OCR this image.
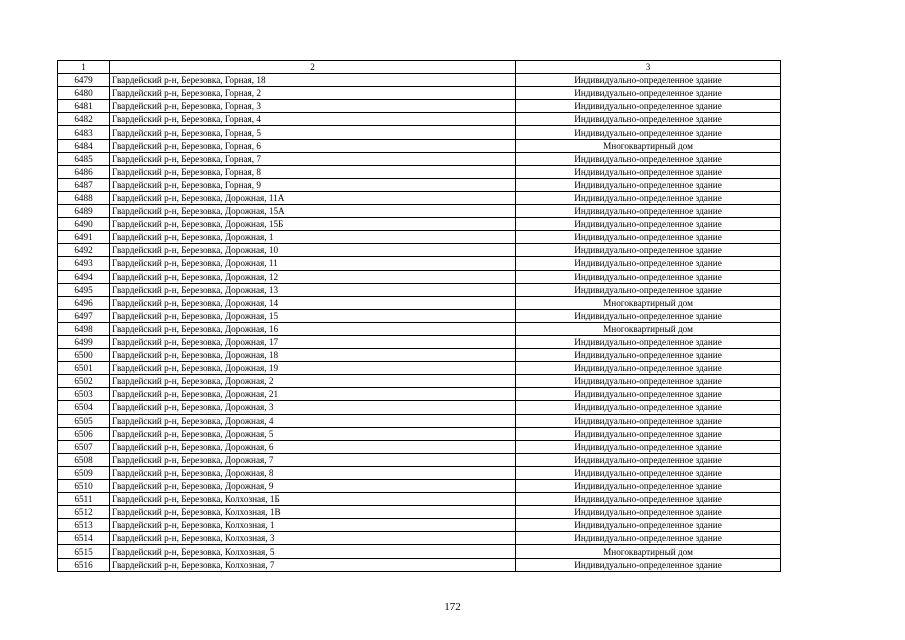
1	2	3
6479	Гвардейский р-н, Березовка, Горная, 18	Индивидуально-определенное здание
6480	Гвардейский р-н, Березовка, Горная, 2	Индивидуально-определенное здание
6481	Гвардейский р-н, Березовка, Горная, 3	Индивидуально-определенное здание
6482	Гвардейский р-н, Березовка, Горная, 4	Индивидуально-определенное здание
6483	Гвардейский р-н, Березовка, Горная, 5	Индивидуально-определенное здание
6484	Гвардейский р-н, Березовка, Горная, 6	Многоквартирный дом
6485	Гвардейский р-н, Березовка, Горная, 7	Индивидуально-определенное здание
6486	Гвардейский р-н, Березовка, Горная, 8	Индивидуально-определенное здание
6487	Гвардейский р-н, Березовка, Горная, 9	Индивидуально-определенное здание
6488	Гвардейский р-н, Березовка, Дорожная, 11А	Индивидуально-определенное здание
6489	Гвардейский р-н, Березовка, Дорожная, 15А	Индивидуально-определенное здание
6490	Гвардейский р-н, Березовка, Дорожная, 15Б	Индивидуально-определенное здание
6491	Гвардейский р-н, Березовка, Дорожная, 1	Индивидуально-определенное здание
6492	Гвардейский р-н, Березовка, Дорожная, 10	Индивидуально-определенное здание
6493	Гвардейский р-н, Березовка, Дорожная, 11	Индивидуально-определенное здание
6494	Гвардейский р-н, Березовка, Дорожная, 12	Индивидуально-определенное здание
6495	Гвардейский р-н, Березовка, Дорожная, 13	Индивидуально-определенное здание
6496	Гвардейский р-н, Березовка, Дорожная, 14	Многоквартирный дом
6497	Гвардейский р-н, Березовка, Дорожная, 15	Индивидуально-определенное здание
6498	Гвардейский р-н, Березовка, Дорожная, 16	Многоквартирный дом
6499	Гвардейский р-н, Березовка, Дорожная, 17	Индивидуально-определенное здание
6500	Гвардейский р-н, Березовка, Дорожная, 18	Индивидуально-определенное здание
6501	Гвардейский р-н, Березовка, Дорожная, 19	Индивидуально-определенное здание
6502	Гвардейский р-н, Березовка, Дорожная, 2	Индивидуально-определенное здание
6503	Гвардейский р-н, Березовка, Дорожная, 21	Индивидуально-определенное здание
6504	Гвардейский р-н, Березовка, Дорожная, 3	Индивидуально-определенное здание
6505	Гвардейский р-н, Березовка, Дорожная, 4	Индивидуально-определенное здание
6506	Гвардейский р-н, Березовка, Дорожная, 5	Индивидуально-определенное здание
6507	Гвардейский р-н, Березовка, Дорожная, 6	Индивидуально-определенное здание
6508	Гвардейский р-н, Березовка, Дорожная, 7	Индивидуально-определенное здание
6509	Гвардейский р-н, Березовка, Дорожная, 8	Индивидуально-определенное здание
6510	Гвардейский р-н, Березовка, Дорожная, 9	Индивидуально-определенное здание
6511	Гвардейский р-н, Березовка, Колхозная, 1Б	Индивидуально-определенное здание
6512	Гвардейский р-н, Березовка, Колхозная, 1В	Индивидуально-определенное здание
6513	Гвардейский р-н, Березовка, Колхозная, 1	Индивидуально-определенное здание
6514	Гвардейский р-н, Березовка, Колхозная, 3	Индивидуально-определенное здание
6515	Гвардейский р-н, Березовка, Колхозная, 5	Многоквартирный дом
6516	Гвардейский р-н, Березовка, Колхозная, 7	Индивидуально-определенное здание
172
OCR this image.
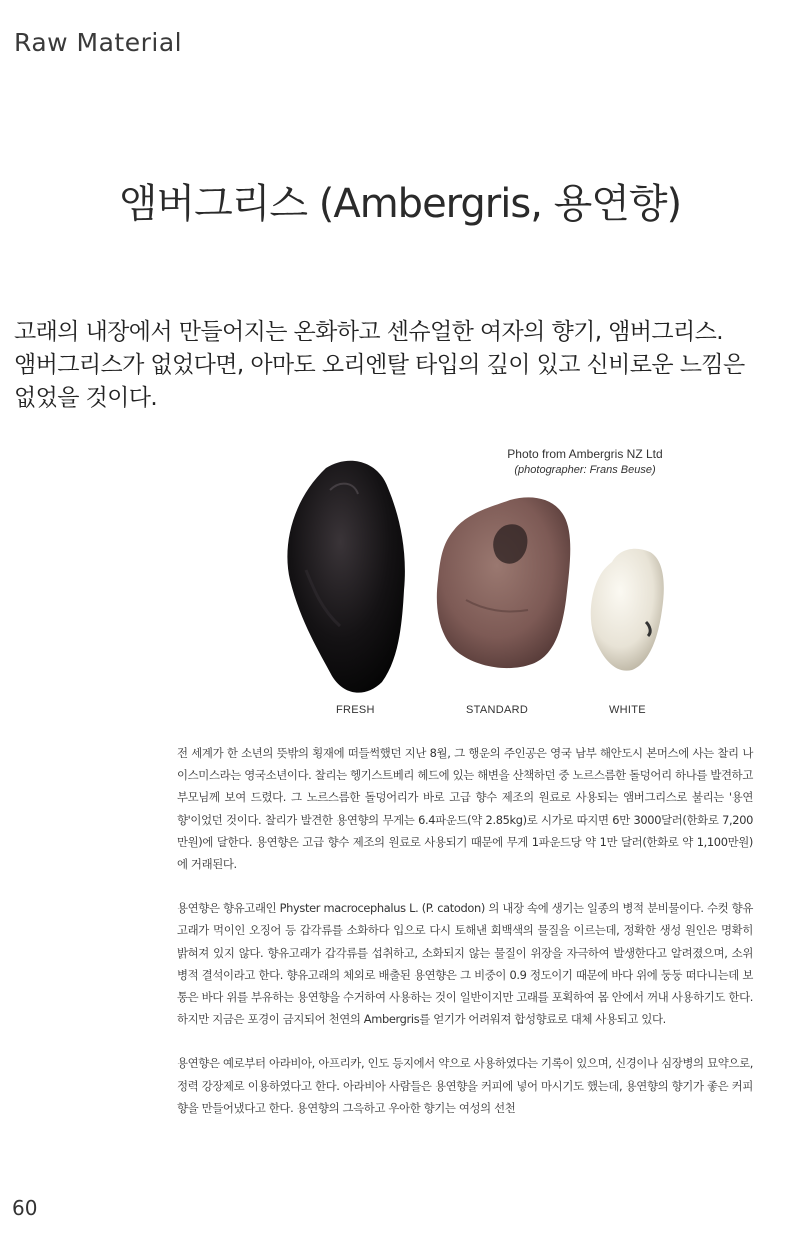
Raw Material
앰버그리스 (Ambergris, 용연향)
고래의 내장에서 만들어지는 온화하고 센슈얼한 여자의 향기, 앰버그리스.
앰버그리스가 없었다면, 아마도 오리엔탈 타입의 깊이 있고 신비로운 느낌은
없었을 것이다.
Photo from Ambergris NZ Ltd
(photographer: Frans Beuse)
FRESH	STANDARD	WHITE

전 세계가 한 소년의 뜻밖의 횡재에 떠들썩했던 지난 8월, 그 행운의 주인공은 영국 남부 해안도시 본머스에 사는 찰리 나이스미스라는 영국소년이다. 찰리는 헹기스트베리 헤드에 있는 해변을 산책하던 중 노르스름한 돌덩어리 하나를 발견하고 부모님께 보여 드렸다. 그 노르스름한 돌덩어리가 바로 고급 향수 제조의 원료로 사용되는 앰버그리스로 불리는 '용연향'이었던 것이다. 찰리가 발견한 용연향의 무게는 6.4파운드(약 2.85kg)로 시가로 따지면 6만 3000달러(한화로 7,200만원)에 달한다. 용연향은 고급 향수 제조의 원료로 사용되기 때문에 무게 1파운드당 약 1만 달러(한화로 약 1,100만원)에 거래된다.

용연향은 향유고래인 Physter macrocephalus L. (P. catodon) 의 내장 속에 생기는 일종의 병적 분비물이다. 수컷 향유고래가 먹이인 오징어 등 갑각류를 소화하다 입으로 다시 토해낸 회백색의 물질을 이르는데, 정확한 생성 원인은 명확히 밝혀져 있지 않다. 향유고래가 갑각류를 섭취하고, 소화되지 않는 물질이 위장을 자극하여 발생한다고 알려졌으며, 소위 병적 결석이라고 한다. 향유고래의 체외로 배출된 용연향은 그 비중이 0.9 정도이기 때문에 바다 위에 둥둥 떠다니는데 보통은 바다 위를 부유하는 용연향을 수거하여 사용하는 것이 일반이지만 고래를 포획하여 몸 안에서 꺼내 사용하기도 한다. 하지만 지금은 포경이 금지되어 천연의 Ambergris를 얻기가 어려워져 합성향료로 대체 사용되고 있다.

용연향은 예로부터 아라비아, 아프리카, 인도 등지에서 약으로 사용하였다는 기록이 있으며, 신경이나 심장병의 묘약으로, 정력 강장제로 이용하였다고 한다. 아라비아 사람들은 용연향을 커피에 넣어 마시기도 했는데, 용연향의 향기가 좋은 커피 향을 만들어냈다고 한다. 용연향의 그윽하고 우아한 향기는 여성의 선천

60
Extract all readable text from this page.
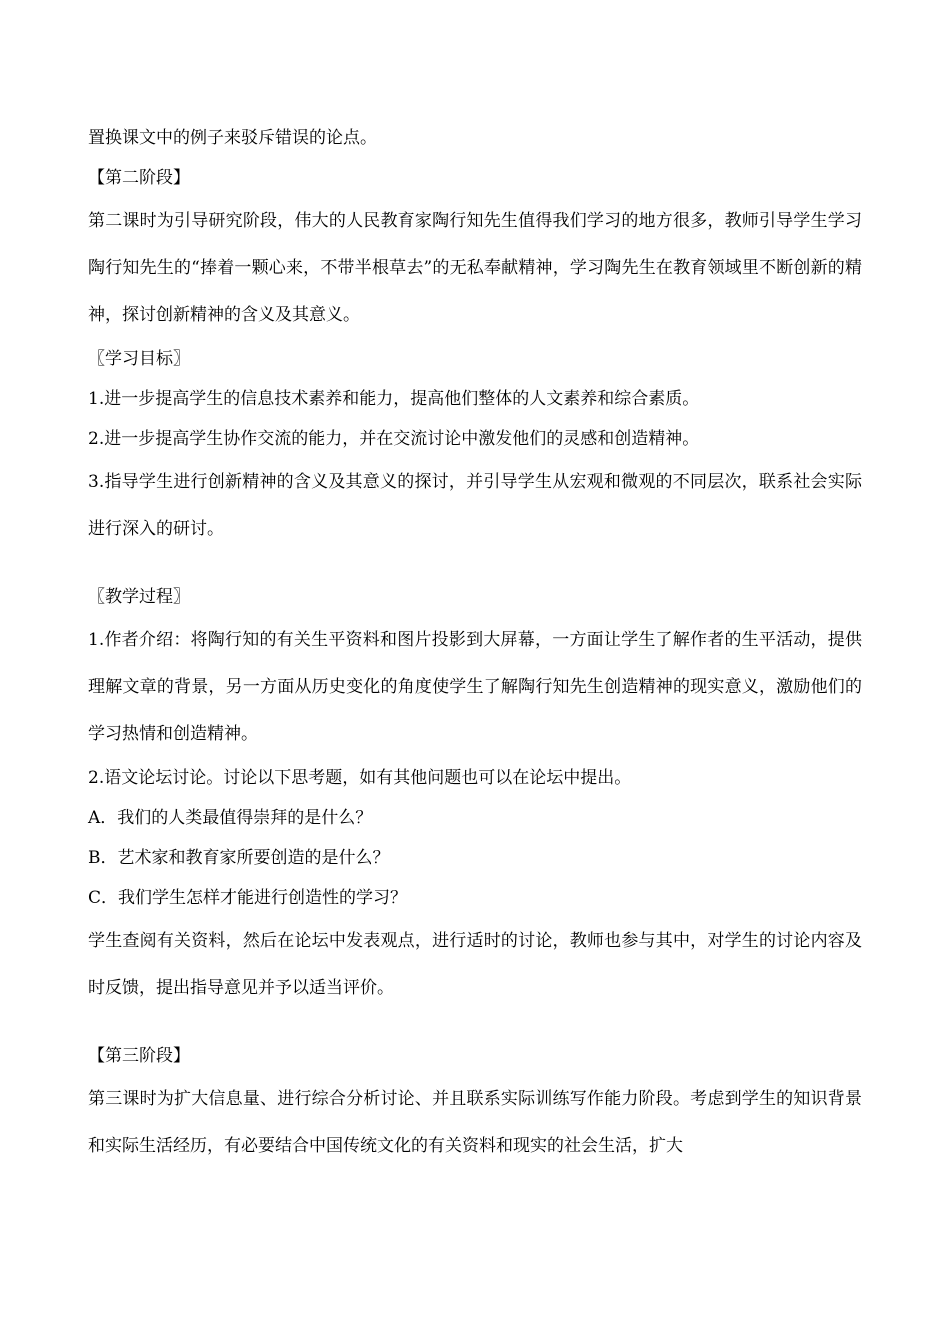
置换课文中的例子来驳斥错误的论点。

【第二阶段】

第二课时为引导研究阶段，伟大的人民教育家陶行知先生值得我们学习的地方很多，教师引导学生学习陶行知先生的“捧着一颗心来，不带半根草去”的无私奉献精神，学习陶先生在教育领域里不断创新的精神，探讨创新精神的含义及其意义。

〖学习目标〗

1.进一步提高学生的信息技术素养和能力，提高他们整体的人文素养和综合素质。

2.进一步提高学生协作交流的能力，并在交流讨论中激发他们的灵感和创造精神。

3.指导学生进行创新精神的含义及其意义的探讨，并引导学生从宏观和微观的不同层次，联系社会实际进行深入的研讨。

〖教学过程〗

1.作者介绍：将陶行知的有关生平资料和图片投影到大屏幕，一方面让学生了解作者的生平活动，提供理解文章的背景，另一方面从历史变化的角度使学生了解陶行知先生创造精神的现实意义，激励他们的学习热情和创造精神。

2.语文论坛讨论。讨论以下思考题，如有其他问题也可以在论坛中提出。

A．我们的人类最值得崇拜的是什么？

B．艺术家和教育家所要创造的是什么？

C．我们学生怎样才能进行创造性的学习？

学生查阅有关资料，然后在论坛中发表观点，进行适时的讨论，教师也参与其中，对学生的讨论内容及时反馈，提出指导意见并予以适当评价。

【第三阶段】

第三课时为扩大信息量、进行综合分析讨论、并且联系实际训练写作能力阶段。考虑到学生的知识背景和实际生活经历，有必要结合中国传统文化的有关资料和现实的社会生活，扩大
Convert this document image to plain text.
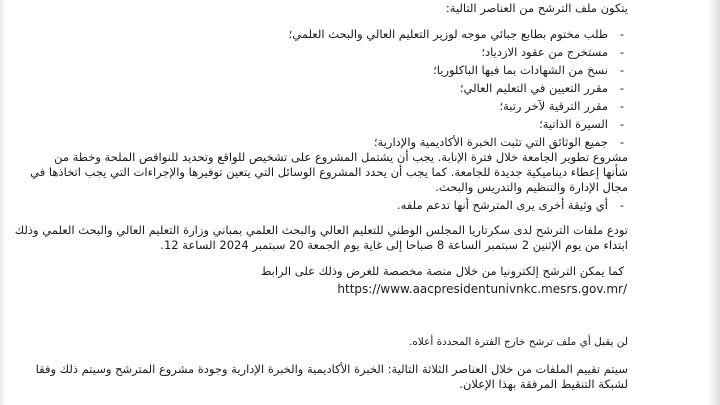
يتكون ملف الترشح من العناصر التالية:
-
طلب مختوم بطابع جبائي موجه لوزير التعليم العالي والبحث العلمي؛
-
مستخرج من عقود الازدياد؛
-
نسخ من الشهادات بما فيها الباكلوريا؛
-
مقرر التعيين في التعليم العالي؛
-
مقرر الترقية لآخر رتبة؛
-
السيرة الذاتية؛
-
جميع الوثائق التي تثبت الخبرة الأكاديمية والإدارية؛
مشروع تطوير الجامعة خلال فترة الإنابة. يجب أن يشتمل المشروع على تشخيص للواقع وتحديد للنواقص الملحة وخطة من
شأنها إعطاء ديناميكية جديدة للجامعة. كما يجب أن يحدد المشروع الوسائل التي يتعين توفيرها والإجراءات التي يجب اتخاذها في
مجال الإدارة والتنظيم والتدريس والبحث.
-
أي وثيقة أخرى يرى المترشح أنها تدعم ملفه.
تودع ملفات الترشح لدى سكرتاريا المجلس الوطني للتعليم العالي والبحث العلمي بمباني وزارة التعليم العالي والبحث العلمي وذلك
ابتداء من يوم الإثنين 2 سبتمبر الساعة 8 صباحا إلى غاية يوم الجمعة 20 سبتمبر 2024 الساعة 12.
كما يمكن الترشح إلكترونيا من خلال منصة مخصصة للغرض وذلك على الرابط
https://www.aacpresidentunivnkc.mesrs.gov.mr/
لن يقبل أي ملف ترشح خارج الفترة المحددة أعلاه.
سيتم تقييم الملفات من خلال العناصر الثلاثة التالية: الخبرة الأكاديمية والخبرة الإدارية وجودة مشروع المترشح وسيتم ذلك وفقا
لشبكة التنقيط المرفقة بهذا الإعلان.
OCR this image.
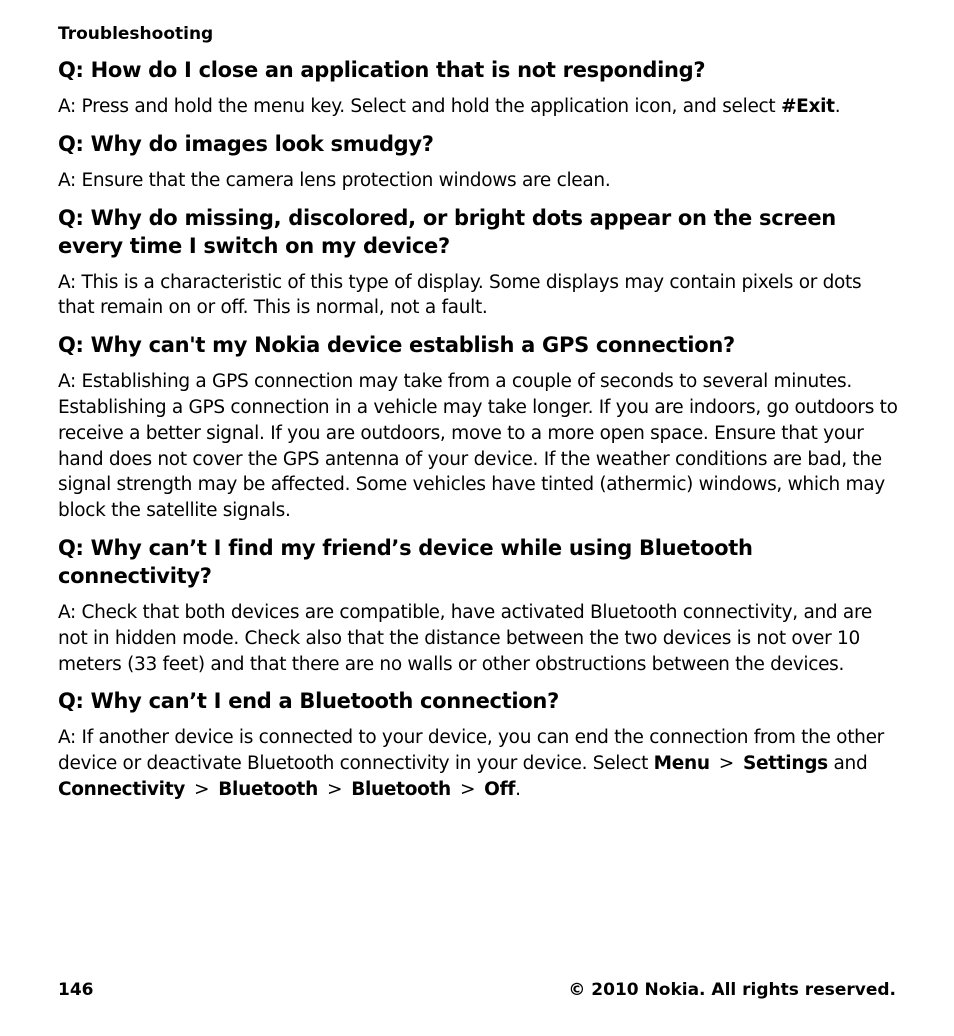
Troubleshooting
Q: How do I close an application that is not responding?
A: Press and hold the menu key. Select and hold the application icon, and select #Exit.
Q: Why do images look smudgy?
A: Ensure that the camera lens protection windows are clean.
Q: Why do missing, discolored, or bright dots appear on the screen every time I switch on my device?
A: This is a characteristic of this type of display. Some displays may contain pixels or dots that remain on or off. This is normal, not a fault.
Q: Why can't my Nokia device establish a GPS connection?
A: Establishing a GPS connection may take from a couple of seconds to several minutes. Establishing a GPS connection in a vehicle may take longer. If you are indoors, go outdoors to receive a better signal. If you are outdoors, move to a more open space. Ensure that your hand does not cover the GPS antenna of your device. If the weather conditions are bad, the signal strength may be affected. Some vehicles have tinted (athermic) windows, which may block the satellite signals.
Q: Why can’t I find my friend’s device while using Bluetooth connectivity?
A: Check that both devices are compatible, have activated Bluetooth connectivity, and are not in hidden mode. Check also that the distance between the two devices is not over 10 meters (33 feet) and that there are no walls or other obstructions between the devices.
Q: Why can’t I end a Bluetooth connection?
A: If another device is connected to your device, you can end the connection from the other device or deactivate Bluetooth connectivity in your device. Select Menu > Settings and Connectivity > Bluetooth > Bluetooth > Off.
146	© 2010 Nokia. All rights reserved.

#### Written task:
Take each line containing the string "خلال" and copy it out.

#### Result of this exercise:
مشروع تطوير الجامعة خلال فترة الإنابة. يجب أن يشتمل المشروع على تشخيص للواقع وتحديد للنواقص الملحة وخطة من
كما يمكن الترشح إلكترونيا من خلال منصة مخصصة للغرض وذلك على الرابط
سيتم تقييم الملفات من خلال العناصر الثلاثة التالية: الخبرة الأكاديمية والخبرة الإدارية وجودة مشروع المترشح وسيتم ذلك وفقا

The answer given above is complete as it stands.